Written exercise: Select all lines in the records that include "product".

Input data:
---*---
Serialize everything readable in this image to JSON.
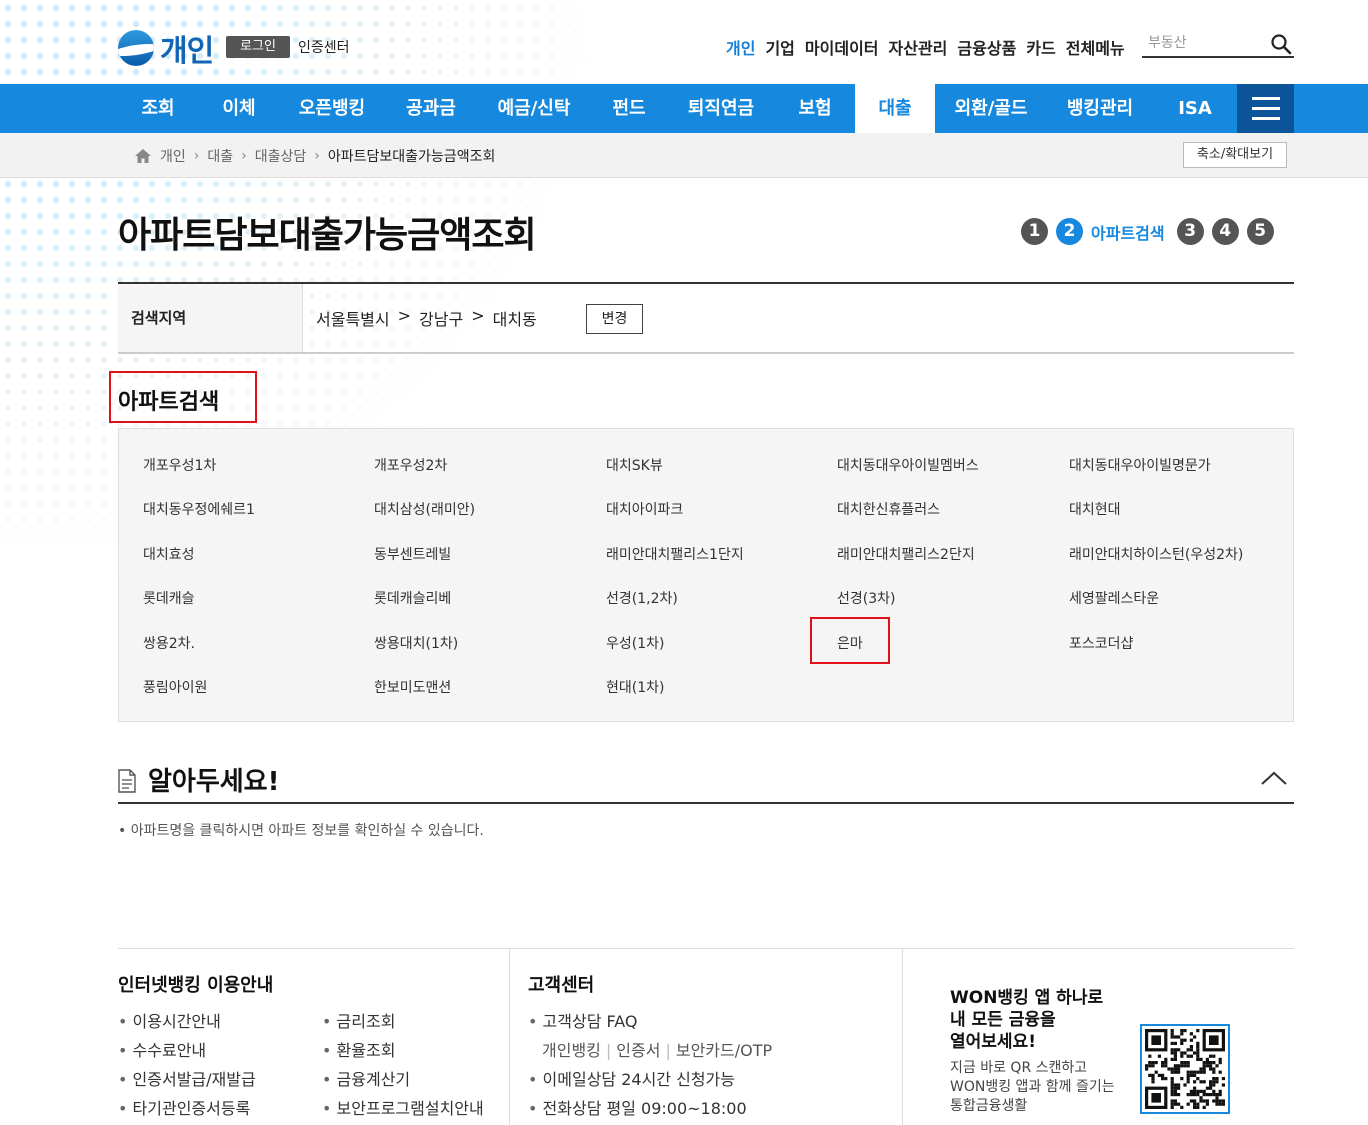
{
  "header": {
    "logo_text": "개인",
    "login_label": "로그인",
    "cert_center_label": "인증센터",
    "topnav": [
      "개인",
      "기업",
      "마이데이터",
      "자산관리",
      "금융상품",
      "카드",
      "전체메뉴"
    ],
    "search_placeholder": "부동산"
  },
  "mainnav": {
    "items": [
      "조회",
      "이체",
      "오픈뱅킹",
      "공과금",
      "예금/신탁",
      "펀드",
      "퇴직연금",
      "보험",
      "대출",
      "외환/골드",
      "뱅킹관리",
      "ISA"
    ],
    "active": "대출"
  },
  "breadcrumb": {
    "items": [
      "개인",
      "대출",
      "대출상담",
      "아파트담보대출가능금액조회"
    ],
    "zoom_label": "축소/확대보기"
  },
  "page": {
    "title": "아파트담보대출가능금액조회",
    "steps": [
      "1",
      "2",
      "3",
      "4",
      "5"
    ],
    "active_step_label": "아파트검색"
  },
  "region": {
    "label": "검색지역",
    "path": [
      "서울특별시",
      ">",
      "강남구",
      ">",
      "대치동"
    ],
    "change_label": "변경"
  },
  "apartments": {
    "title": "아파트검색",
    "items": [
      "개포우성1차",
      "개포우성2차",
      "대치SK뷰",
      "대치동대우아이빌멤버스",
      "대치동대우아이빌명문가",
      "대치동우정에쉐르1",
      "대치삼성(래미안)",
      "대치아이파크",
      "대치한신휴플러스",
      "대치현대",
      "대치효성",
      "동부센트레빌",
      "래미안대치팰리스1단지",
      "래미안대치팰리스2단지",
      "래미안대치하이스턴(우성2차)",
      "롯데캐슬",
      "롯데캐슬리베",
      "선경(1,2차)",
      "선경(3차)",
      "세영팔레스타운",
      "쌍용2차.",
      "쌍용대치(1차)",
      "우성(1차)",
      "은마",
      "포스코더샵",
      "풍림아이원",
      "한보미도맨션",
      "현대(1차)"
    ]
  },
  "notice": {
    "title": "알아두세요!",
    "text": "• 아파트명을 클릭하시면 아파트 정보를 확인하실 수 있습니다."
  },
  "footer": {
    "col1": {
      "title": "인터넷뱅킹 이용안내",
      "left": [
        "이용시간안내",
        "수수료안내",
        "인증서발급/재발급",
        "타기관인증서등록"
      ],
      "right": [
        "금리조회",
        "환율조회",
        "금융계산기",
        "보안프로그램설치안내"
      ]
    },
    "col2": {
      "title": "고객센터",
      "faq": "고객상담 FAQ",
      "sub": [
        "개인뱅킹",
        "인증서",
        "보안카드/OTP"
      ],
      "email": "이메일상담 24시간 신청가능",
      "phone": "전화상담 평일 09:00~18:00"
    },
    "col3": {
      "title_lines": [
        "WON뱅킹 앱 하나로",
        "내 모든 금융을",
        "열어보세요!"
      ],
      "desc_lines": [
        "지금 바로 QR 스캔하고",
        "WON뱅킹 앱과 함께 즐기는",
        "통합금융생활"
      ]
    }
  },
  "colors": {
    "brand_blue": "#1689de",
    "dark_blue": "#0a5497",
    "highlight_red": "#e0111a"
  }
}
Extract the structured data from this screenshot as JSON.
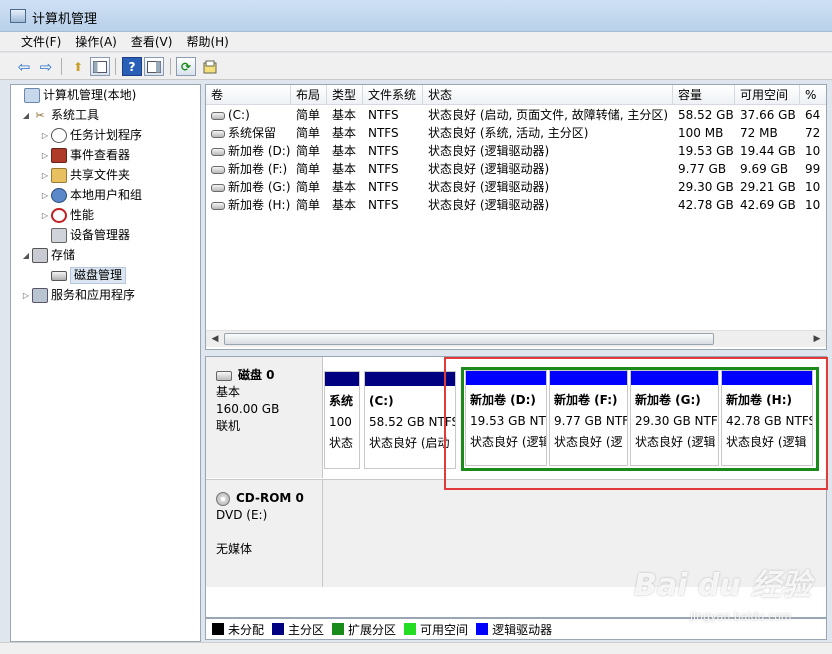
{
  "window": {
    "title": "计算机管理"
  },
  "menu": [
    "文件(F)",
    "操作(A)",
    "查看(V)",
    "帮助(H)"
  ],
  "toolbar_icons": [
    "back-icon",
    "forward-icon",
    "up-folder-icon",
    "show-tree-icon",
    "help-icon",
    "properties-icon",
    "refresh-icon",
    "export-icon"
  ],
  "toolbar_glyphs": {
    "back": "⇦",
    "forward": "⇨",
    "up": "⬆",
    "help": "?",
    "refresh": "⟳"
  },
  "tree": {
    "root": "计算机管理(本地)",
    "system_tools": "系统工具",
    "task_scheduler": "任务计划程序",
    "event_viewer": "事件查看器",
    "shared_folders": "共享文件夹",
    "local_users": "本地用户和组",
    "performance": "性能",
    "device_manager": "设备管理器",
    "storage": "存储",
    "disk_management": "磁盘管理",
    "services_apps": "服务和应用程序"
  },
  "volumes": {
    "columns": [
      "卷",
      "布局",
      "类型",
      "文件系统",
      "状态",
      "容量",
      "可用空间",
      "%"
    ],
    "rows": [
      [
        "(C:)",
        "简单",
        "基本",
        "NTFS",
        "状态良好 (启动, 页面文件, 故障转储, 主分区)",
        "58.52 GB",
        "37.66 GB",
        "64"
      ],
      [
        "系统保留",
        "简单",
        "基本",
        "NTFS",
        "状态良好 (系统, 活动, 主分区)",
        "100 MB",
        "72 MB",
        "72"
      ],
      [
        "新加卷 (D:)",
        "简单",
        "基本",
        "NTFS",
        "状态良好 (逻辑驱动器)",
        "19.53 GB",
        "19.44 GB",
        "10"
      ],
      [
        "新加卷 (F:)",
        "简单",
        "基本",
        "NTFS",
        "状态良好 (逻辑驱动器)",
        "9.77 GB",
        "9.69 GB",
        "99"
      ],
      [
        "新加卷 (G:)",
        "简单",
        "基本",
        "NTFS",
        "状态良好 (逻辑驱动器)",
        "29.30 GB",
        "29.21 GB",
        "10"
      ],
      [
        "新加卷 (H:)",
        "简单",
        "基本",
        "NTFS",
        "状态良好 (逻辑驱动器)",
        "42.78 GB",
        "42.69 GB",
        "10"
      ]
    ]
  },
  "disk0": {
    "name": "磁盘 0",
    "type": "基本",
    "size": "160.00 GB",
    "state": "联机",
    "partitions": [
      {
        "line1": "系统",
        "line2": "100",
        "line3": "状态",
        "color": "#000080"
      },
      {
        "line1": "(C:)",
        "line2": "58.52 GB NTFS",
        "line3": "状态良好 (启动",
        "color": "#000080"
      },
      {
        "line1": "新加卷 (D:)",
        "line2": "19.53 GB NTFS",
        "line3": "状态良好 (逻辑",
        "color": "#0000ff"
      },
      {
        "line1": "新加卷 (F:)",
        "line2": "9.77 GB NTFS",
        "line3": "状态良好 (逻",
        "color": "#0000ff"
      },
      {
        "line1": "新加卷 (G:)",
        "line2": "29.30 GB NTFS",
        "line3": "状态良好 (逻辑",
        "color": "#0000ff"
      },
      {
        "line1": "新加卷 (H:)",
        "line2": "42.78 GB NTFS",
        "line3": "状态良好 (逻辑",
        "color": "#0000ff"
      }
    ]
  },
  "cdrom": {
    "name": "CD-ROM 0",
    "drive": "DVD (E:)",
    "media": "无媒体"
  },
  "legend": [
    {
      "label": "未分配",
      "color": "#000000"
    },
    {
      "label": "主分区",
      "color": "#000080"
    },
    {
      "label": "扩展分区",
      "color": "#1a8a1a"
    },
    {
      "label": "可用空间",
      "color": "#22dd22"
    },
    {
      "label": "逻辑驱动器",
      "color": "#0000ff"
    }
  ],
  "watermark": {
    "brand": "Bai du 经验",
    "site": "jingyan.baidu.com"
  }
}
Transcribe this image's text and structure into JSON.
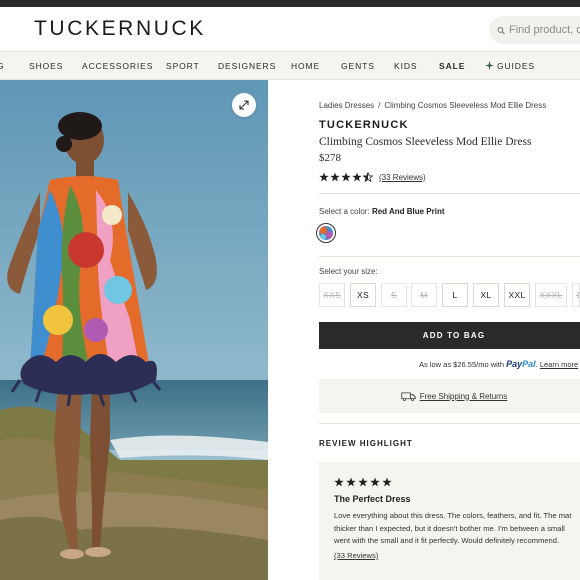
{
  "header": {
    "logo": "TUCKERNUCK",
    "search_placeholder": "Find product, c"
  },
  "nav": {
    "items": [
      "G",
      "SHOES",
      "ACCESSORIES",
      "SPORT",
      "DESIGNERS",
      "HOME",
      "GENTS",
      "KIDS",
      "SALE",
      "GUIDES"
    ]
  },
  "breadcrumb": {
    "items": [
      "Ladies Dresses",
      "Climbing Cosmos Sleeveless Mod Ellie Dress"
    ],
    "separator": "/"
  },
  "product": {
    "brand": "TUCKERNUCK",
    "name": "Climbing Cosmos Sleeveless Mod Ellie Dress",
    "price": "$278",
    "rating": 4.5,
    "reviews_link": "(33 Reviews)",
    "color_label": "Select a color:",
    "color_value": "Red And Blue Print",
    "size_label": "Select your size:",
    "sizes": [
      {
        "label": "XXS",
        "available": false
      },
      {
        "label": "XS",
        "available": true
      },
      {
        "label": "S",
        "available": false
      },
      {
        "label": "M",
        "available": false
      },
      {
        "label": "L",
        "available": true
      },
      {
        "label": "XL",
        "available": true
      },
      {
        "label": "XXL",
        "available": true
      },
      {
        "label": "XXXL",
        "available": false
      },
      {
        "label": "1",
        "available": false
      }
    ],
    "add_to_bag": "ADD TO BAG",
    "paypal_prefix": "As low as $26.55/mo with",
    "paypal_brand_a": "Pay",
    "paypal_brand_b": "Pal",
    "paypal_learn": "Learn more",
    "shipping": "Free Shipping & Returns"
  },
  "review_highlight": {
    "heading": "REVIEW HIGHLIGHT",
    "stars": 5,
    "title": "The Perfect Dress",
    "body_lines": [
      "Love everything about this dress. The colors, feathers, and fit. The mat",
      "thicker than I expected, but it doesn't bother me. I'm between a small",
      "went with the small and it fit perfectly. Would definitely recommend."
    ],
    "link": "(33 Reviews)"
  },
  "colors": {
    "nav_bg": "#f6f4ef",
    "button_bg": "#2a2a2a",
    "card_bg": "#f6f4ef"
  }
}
---*---
Full answer:
    "search_placeholder": "Find product, c"
  "product": {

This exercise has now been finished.